— begin —

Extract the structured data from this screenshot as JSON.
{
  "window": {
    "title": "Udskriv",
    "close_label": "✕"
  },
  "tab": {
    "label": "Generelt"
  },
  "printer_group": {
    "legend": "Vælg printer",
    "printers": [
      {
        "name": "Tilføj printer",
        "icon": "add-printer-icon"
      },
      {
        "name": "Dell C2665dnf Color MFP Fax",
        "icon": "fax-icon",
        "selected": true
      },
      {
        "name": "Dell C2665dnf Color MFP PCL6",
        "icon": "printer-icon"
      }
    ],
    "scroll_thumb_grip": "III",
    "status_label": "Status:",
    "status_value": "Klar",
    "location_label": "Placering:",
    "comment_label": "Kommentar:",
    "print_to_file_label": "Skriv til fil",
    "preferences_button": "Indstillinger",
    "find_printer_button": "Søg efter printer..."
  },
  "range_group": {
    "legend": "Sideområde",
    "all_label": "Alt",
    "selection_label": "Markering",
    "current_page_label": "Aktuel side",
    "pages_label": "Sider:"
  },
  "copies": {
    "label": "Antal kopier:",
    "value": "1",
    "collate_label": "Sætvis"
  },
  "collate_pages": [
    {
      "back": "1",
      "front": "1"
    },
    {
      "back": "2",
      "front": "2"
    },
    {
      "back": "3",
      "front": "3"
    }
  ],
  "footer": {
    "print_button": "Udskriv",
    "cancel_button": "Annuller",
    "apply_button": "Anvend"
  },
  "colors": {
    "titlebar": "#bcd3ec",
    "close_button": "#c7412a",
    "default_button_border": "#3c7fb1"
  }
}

— end —

WHAT THE TASK REQUIRES:
Using the records above, list each line that includes "legend".

RESULT:
    "legend": "Vælg printer",
    "legend": "Sideområde",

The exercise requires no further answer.